<<<<

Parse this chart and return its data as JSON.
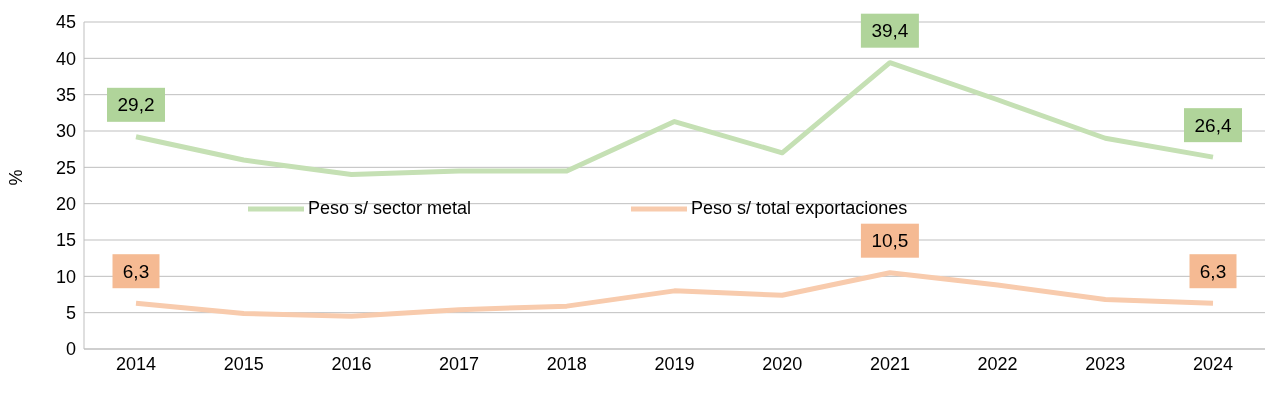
{
  "chart_data": {
    "type": "line",
    "ylabel": "%",
    "categories": [
      "2014",
      "2015",
      "2016",
      "2017",
      "2018",
      "2019",
      "2020",
      "2021",
      "2022",
      "2023",
      "2024"
    ],
    "series": [
      {
        "name": "Peso s/ sector metal",
        "color": "#c5e0b4",
        "values": [
          29.2,
          26,
          24,
          24.5,
          24.5,
          31.3,
          27,
          39.4,
          34.3,
          29,
          26.4
        ],
        "value_labels": [
          "29,2",
          null,
          null,
          null,
          null,
          null,
          null,
          "39,4",
          null,
          null,
          "26,4"
        ]
      },
      {
        "name": "Peso s/ total exportaciones",
        "color": "#f8cbad",
        "values": [
          6.3,
          4.9,
          4.5,
          5.4,
          5.9,
          8,
          7.4,
          10.5,
          8.8,
          6.8,
          6.3
        ],
        "value_labels": [
          "6,3",
          null,
          null,
          null,
          null,
          null,
          null,
          "10,5",
          null,
          null,
          "6,3"
        ]
      }
    ],
    "ylim": [
      0,
      45
    ],
    "yticks": [
      0,
      5,
      10,
      15,
      20,
      25,
      30,
      35,
      40,
      45
    ],
    "grid": "y",
    "legend": "center",
    "marker": "none",
    "line_style": "solid"
  }
}
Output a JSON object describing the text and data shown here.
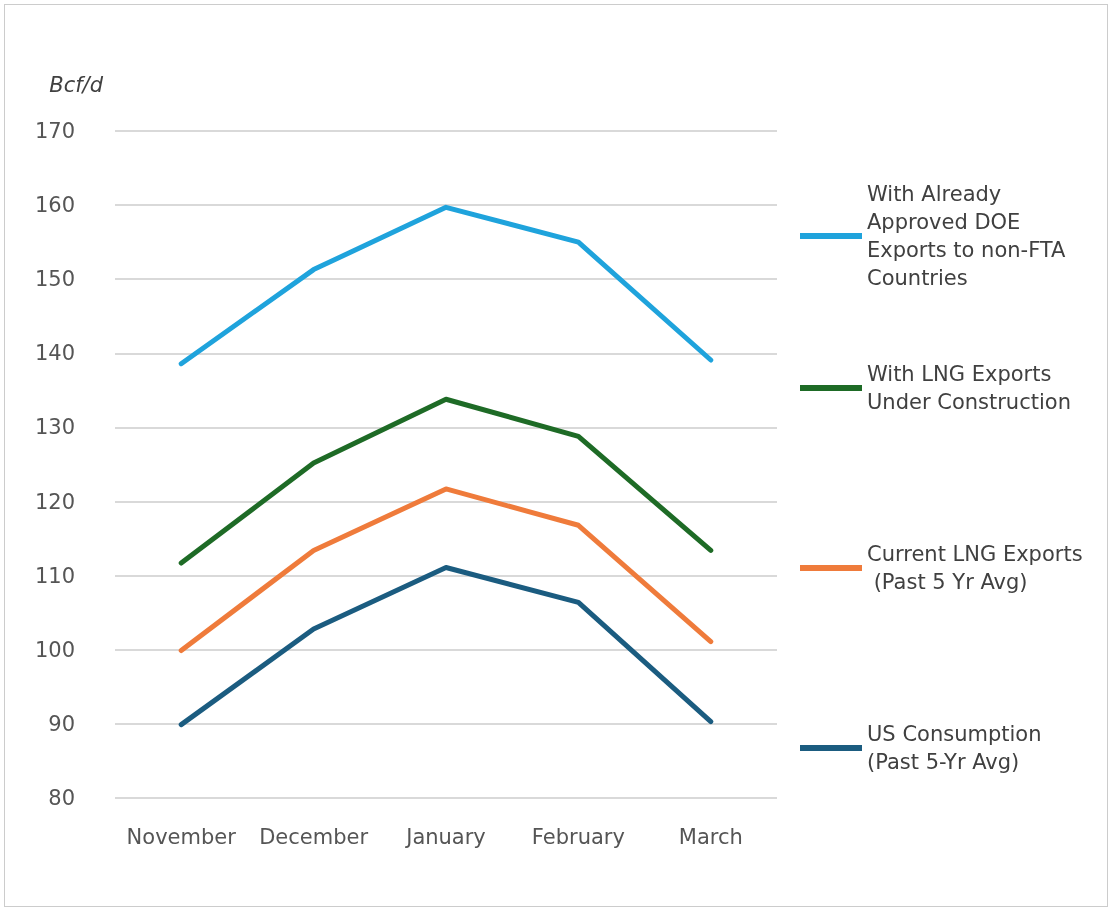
{
  "chart_data": {
    "type": "line",
    "ylabel": "Bcf/d",
    "categories": [
      "November",
      "December",
      "January",
      "February",
      "March"
    ],
    "series": [
      {
        "name": "With Already Approved DOE Exports to non-FTA Countries",
        "color": "#1fa3dc",
        "values": [
          138.6,
          151.3,
          159.7,
          155,
          139.1
        ]
      },
      {
        "name": "With LNG Exports Under Construction",
        "color": "#1e6b26",
        "values": [
          111.7,
          125.2,
          133.8,
          128.8,
          113.4
        ]
      },
      {
        "name": "Current LNG Exports (Past 5 Yr Avg)",
        "color": "#ef7b3b",
        "values": [
          99.9,
          113.4,
          121.7,
          116.8,
          101.1
        ]
      },
      {
        "name": "US Consumption (Past 5-Yr Avg)",
        "color": "#1b5c80",
        "values": [
          89.9,
          102.8,
          111.1,
          106.4,
          90.3
        ]
      }
    ],
    "ylim": [
      80,
      170
    ],
    "yticks": [
      80,
      90,
      100,
      110,
      120,
      130,
      140,
      150,
      160,
      170
    ],
    "grid": "y",
    "legend": "right",
    "marker": "none",
    "line_style": "solid"
  }
}
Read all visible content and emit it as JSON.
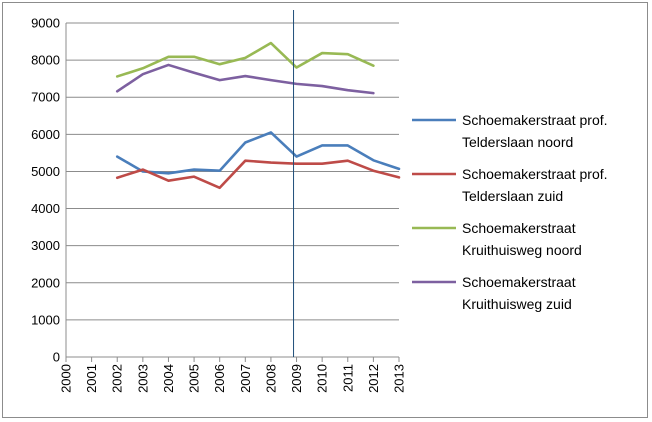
{
  "chart_data": {
    "type": "line",
    "title": "",
    "xlabel": "",
    "ylabel": "",
    "x": [
      "2000",
      "2001",
      "2002",
      "2003",
      "2004",
      "2005",
      "2006",
      "2007",
      "2008",
      "2009",
      "2010",
      "2011",
      "2012",
      "2013"
    ],
    "ylim": [
      0,
      9000
    ],
    "yticks": [
      "0",
      "1000",
      "2000",
      "3000",
      "4000",
      "5000",
      "6000",
      "7000",
      "8000",
      "9000"
    ],
    "grid": "horizontal",
    "legend_position": "right",
    "marker_line": {
      "x": "2009",
      "color": "#1f4e79"
    },
    "series": [
      {
        "name": "Schoemakerstraat prof. Telderslaan noord",
        "legend_lines": [
          "Schoemakerstraat prof.",
          "Telderslaan noord"
        ],
        "color": "#4a7ebb",
        "values": [
          null,
          null,
          5400,
          5000,
          4950,
          5050,
          5020,
          5780,
          6050,
          5400,
          5700,
          5700,
          5300,
          5070
        ]
      },
      {
        "name": "Schoemakerstraat prof. Telderslaan zuid",
        "legend_lines": [
          "Schoemakerstraat prof.",
          "Telderslaan zuid"
        ],
        "color": "#be4b48",
        "values": [
          null,
          null,
          4830,
          5050,
          4750,
          4860,
          4560,
          5290,
          5240,
          5210,
          5210,
          5290,
          5020,
          4840
        ]
      },
      {
        "name": "Schoemakerstraat Kruithuisweg noord",
        "legend_lines": [
          "Schoemakerstraat",
          "Kruithuisweg noord"
        ],
        "color": "#98b954",
        "values": [
          null,
          null,
          7560,
          7780,
          8090,
          8090,
          7890,
          8060,
          8460,
          7800,
          8190,
          8160,
          7850,
          null
        ]
      },
      {
        "name": "Schoemakerstraat Kruithuisweg zuid",
        "legend_lines": [
          "Schoemakerstraat",
          "Kruithuisweg zuid"
        ],
        "color": "#7d60a0",
        "values": [
          null,
          null,
          7160,
          7620,
          7870,
          7660,
          7460,
          7570,
          7460,
          7360,
          7300,
          7190,
          7110,
          null
        ]
      }
    ]
  }
}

>>>>

• **WHAT IS BEING ASKED**
Repeat the material verbatim. Do not carry over any picture.

• **SOLUTION TO THIS TASK**
Parse this chart and return its data as JSON.
{
  "chart_data": {
    "type": "line",
    "ylabel": "%",
    "categories": [
      "2014",
      "2015",
      "2016",
      "2017",
      "2018",
      "2019",
      "2020",
      "2021",
      "2022",
      "2023",
      "2024"
    ],
    "series": [
      {
        "name": "Peso s/ sector metal",
        "color": "#c5e0b4",
        "values": [
          29.2,
          26,
          24,
          24.5,
          24.5,
          31.3,
          27,
          39.4,
          34.3,
          29,
          26.4
        ],
        "value_labels": [
          "29,2",
          null,
          null,
          null,
          null,
          null,
          null,
          "39,4",
          null,
          null,
          "26,4"
        ]
      },
      {
        "name": "Peso s/ total exportaciones",
        "color": "#f8cbad",
        "values": [
          6.3,
          4.9,
          4.5,
          5.4,
          5.9,
          8,
          7.4,
          10.5,
          8.8,
          6.8,
          6.3
        ],
        "value_labels": [
          "6,3",
          null,
          null,
          null,
          null,
          null,
          null,
          "10,5",
          null,
          null,
          "6,3"
        ]
      }
    ],
    "ylim": [
      0,
      45
    ],
    "yticks": [
      0,
      5,
      10,
      15,
      20,
      25,
      30,
      35,
      40,
      45
    ],
    "grid": "y",
    "legend": "center",
    "marker": "none",
    "line_style": "solid"
  }
}
Output a JSON object describing the text and data shown here.
{
  "chart_data": {
    "type": "line",
    "ylabel": "Bcf/d",
    "categories": [
      "November",
      "December",
      "January",
      "February",
      "March"
    ],
    "series": [
      {
        "name": "With Already Approved DOE Exports to non-FTA Countries",
        "color": "#1fa3dc",
        "values": [
          138.6,
          151.3,
          159.7,
          155,
          139.1
        ]
      },
      {
        "name": "With LNG Exports Under Construction",
        "color": "#1e6b26",
        "values": [
          111.7,
          125.2,
          133.8,
          128.8,
          113.4
        ]
      },
      {
        "name": "Current LNG Exports (Past 5 Yr Avg)",
        "color": "#ef7b3b",
        "values": [
          99.9,
          113.4,
          121.7,
          116.8,
          101.1
        ]
      },
      {
        "name": "US Consumption (Past 5-Yr Avg)",
        "color": "#1b5c80",
        "values": [
          89.9,
          102.8,
          111.1,
          106.4,
          90.3
        ]
      }
    ],
    "ylim": [
      80,
      170
    ],
    "yticks": [
      80,
      90,
      100,
      110,
      120,
      130,
      140,
      150,
      160,
      170
    ],
    "grid": "y",
    "legend": "right",
    "marker": "none",
    "line_style": "solid"
  }
}
Read all visible content and emit it as JSON.
{
  "chart_data": {
    "type": "line",
    "title": "",
    "xlabel": "",
    "ylabel": "",
    "x": [
      "2000",
      "2001",
      "2002",
      "2003",
      "2004",
      "2005",
      "2006",
      "2007",
      "2008",
      "2009",
      "2010",
      "2011",
      "2012",
      "2013"
    ],
    "ylim": [
      0,
      9000
    ],
    "yticks": [
      "0",
      "1000",
      "2000",
      "3000",
      "4000",
      "5000",
      "6000",
      "7000",
      "8000",
      "9000"
    ],
    "grid": "horizontal",
    "legend_position": "right",
    "marker_line": {
      "x": "2009",
      "color": "#1f4e79"
    },
    "series": [
      {
        "name": "Schoemakerstraat prof. Telderslaan noord",
        "legend_lines": [
          "Schoemakerstraat prof.",
          "Telderslaan noord"
        ],
        "color": "#4a7ebb",
        "values": [
          null,
          null,
          5400,
          5000,
          4950,
          5050,
          5020,
          5780,
          6050,
          5400,
          5700,
          5700,
          5300,
          5070
        ]
      },
      {
        "name": "Schoemakerstraat prof. Telderslaan zuid",
        "legend_lines": [
          "Schoemakerstraat prof.",
          "Telderslaan zuid"
        ],
        "color": "#be4b48",
        "values": [
          null,
          null,
          4830,
          5050,
          4750,
          4860,
          4560,
          5290,
          5240,
          5210,
          5210,
          5290,
          5020,
          4840
        ]
      },
      {
        "name": "Schoemakerstraat Kruithuisweg noord",
        "legend_lines": [
          "Schoemakerstraat",
          "Kruithuisweg noord"
        ],
        "color": "#98b954",
        "values": [
          null,
          null,
          7560,
          7780,
          8090,
          8090,
          7890,
          8060,
          8460,
          7800,
          8190,
          8160,
          7850,
          null
        ]
      },
      {
        "name": "Schoemakerstraat Kruithuisweg zuid",
        "legend_lines": [
          "Schoemakerstraat",
          "Kruithuisweg zuid"
        ],
        "color": "#7d60a0",
        "values": [
          null,
          null,
          7160,
          7620,
          7870,
          7660,
          7460,
          7570,
          7460,
          7360,
          7300,
          7190,
          7110,
          null
        ]
      }
    ]
  }
}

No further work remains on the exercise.